Instructions for the task: State how many lines in the listing below include the word "KVRB". Give nothing but the number.

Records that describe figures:

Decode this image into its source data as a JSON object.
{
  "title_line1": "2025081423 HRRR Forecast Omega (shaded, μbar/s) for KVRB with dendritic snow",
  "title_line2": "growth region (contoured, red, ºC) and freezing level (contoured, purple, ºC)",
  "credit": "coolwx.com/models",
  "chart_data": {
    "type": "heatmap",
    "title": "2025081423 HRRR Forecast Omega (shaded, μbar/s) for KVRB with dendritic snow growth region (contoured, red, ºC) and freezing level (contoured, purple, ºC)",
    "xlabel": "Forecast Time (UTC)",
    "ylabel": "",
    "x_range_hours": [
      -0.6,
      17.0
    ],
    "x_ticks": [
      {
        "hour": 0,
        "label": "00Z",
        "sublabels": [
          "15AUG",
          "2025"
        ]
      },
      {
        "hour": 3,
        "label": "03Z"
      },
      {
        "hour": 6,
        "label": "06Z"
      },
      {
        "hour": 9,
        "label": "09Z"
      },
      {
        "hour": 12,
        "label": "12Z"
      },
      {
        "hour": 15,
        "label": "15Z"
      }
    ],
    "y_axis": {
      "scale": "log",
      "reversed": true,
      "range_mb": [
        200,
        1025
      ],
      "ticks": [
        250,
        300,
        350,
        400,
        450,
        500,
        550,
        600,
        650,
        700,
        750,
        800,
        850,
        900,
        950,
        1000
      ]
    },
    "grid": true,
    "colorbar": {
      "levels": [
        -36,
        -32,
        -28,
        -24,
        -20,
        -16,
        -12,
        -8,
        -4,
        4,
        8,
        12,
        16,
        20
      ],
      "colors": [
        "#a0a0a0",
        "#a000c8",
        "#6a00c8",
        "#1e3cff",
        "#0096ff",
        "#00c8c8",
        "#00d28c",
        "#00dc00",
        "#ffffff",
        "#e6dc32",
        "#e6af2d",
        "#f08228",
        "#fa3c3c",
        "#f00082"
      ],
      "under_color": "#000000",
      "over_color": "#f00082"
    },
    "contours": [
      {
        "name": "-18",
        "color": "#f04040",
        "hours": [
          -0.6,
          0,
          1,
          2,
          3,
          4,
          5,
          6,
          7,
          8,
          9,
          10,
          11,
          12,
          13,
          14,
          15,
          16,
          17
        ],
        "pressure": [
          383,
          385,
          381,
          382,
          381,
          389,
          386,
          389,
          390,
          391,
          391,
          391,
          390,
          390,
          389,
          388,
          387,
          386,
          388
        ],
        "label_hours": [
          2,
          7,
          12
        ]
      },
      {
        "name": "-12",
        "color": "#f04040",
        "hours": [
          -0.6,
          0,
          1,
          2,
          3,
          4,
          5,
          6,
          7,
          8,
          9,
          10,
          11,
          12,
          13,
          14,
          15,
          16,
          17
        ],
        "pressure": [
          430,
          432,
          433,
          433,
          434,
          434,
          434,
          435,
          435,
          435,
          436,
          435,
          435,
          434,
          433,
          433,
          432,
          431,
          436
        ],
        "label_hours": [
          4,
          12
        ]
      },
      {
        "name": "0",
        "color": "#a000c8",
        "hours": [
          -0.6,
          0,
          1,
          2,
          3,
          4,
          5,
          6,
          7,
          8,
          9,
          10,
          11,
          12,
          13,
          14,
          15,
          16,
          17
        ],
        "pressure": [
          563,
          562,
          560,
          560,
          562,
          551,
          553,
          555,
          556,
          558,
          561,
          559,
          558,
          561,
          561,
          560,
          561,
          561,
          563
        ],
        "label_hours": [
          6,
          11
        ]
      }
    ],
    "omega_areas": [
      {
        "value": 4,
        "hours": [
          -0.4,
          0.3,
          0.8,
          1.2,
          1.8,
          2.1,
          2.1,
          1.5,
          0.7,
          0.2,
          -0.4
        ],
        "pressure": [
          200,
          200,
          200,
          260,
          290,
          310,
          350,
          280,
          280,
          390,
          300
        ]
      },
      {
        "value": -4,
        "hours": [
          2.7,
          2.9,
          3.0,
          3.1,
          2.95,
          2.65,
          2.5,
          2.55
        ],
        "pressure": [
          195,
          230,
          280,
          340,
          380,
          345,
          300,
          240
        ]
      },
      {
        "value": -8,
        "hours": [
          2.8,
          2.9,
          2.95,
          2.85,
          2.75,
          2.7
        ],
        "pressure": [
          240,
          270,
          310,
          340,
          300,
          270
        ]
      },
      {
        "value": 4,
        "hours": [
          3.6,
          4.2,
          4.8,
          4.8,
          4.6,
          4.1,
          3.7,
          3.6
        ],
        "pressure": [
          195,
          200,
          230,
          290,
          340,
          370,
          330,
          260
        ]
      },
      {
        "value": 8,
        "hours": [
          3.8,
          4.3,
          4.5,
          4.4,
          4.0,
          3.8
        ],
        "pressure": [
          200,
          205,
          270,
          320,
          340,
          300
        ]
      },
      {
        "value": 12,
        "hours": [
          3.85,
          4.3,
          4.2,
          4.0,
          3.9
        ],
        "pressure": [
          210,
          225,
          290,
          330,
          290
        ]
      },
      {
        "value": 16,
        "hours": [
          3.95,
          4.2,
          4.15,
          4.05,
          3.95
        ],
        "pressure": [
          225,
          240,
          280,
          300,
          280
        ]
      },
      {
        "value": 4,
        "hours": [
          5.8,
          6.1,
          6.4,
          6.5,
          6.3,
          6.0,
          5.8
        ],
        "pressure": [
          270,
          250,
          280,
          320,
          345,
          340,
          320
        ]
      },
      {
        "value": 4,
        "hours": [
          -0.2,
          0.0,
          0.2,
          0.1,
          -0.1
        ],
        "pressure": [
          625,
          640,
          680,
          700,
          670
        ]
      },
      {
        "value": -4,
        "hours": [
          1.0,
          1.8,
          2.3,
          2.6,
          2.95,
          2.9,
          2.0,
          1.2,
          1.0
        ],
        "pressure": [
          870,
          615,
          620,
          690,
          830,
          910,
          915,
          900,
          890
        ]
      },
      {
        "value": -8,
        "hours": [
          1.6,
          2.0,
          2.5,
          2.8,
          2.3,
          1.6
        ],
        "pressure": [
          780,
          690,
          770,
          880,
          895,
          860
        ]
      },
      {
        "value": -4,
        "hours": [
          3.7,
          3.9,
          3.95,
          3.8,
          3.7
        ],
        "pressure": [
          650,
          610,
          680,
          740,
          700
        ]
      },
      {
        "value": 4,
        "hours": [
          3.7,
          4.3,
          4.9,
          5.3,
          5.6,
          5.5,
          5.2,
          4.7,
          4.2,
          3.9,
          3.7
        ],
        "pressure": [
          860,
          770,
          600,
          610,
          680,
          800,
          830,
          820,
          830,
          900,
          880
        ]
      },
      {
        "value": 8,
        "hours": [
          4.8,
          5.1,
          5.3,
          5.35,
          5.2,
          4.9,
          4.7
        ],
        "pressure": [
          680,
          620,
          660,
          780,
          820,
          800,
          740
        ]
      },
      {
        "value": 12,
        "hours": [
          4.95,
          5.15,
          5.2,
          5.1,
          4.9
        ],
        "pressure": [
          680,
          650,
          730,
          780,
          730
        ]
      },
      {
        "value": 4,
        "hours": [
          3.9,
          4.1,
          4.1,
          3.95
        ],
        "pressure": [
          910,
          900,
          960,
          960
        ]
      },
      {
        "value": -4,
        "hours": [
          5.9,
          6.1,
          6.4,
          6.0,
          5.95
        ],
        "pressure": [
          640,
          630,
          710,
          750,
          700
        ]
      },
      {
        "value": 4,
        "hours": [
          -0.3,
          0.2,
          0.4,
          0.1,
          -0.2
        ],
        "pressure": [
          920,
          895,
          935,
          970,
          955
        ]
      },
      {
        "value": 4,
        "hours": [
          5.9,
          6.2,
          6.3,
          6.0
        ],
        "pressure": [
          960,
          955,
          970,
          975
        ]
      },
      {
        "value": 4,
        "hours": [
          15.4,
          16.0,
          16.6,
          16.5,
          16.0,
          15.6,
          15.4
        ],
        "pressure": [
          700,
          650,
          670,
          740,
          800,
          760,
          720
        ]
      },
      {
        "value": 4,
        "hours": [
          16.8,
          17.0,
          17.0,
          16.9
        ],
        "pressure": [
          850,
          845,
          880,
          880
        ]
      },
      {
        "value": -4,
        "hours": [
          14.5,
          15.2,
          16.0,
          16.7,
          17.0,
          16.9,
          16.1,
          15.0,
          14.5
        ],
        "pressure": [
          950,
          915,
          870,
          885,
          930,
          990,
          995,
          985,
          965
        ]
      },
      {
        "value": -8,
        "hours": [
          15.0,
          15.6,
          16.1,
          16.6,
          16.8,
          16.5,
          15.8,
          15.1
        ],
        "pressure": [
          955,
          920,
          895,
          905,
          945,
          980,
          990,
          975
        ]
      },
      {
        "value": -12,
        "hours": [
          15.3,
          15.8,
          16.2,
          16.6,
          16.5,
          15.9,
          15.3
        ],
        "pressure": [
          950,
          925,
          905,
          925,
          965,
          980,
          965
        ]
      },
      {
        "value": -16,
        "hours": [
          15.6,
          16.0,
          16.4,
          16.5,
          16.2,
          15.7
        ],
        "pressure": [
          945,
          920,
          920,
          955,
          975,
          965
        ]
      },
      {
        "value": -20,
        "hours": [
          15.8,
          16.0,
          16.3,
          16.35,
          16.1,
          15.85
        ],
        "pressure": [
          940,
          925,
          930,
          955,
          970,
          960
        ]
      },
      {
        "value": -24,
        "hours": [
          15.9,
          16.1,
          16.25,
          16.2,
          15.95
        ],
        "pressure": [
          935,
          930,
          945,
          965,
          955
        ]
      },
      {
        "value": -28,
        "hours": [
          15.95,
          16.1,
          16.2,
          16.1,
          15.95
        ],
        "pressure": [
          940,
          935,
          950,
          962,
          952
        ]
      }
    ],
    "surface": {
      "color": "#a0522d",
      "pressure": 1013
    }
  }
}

Problem solution: 2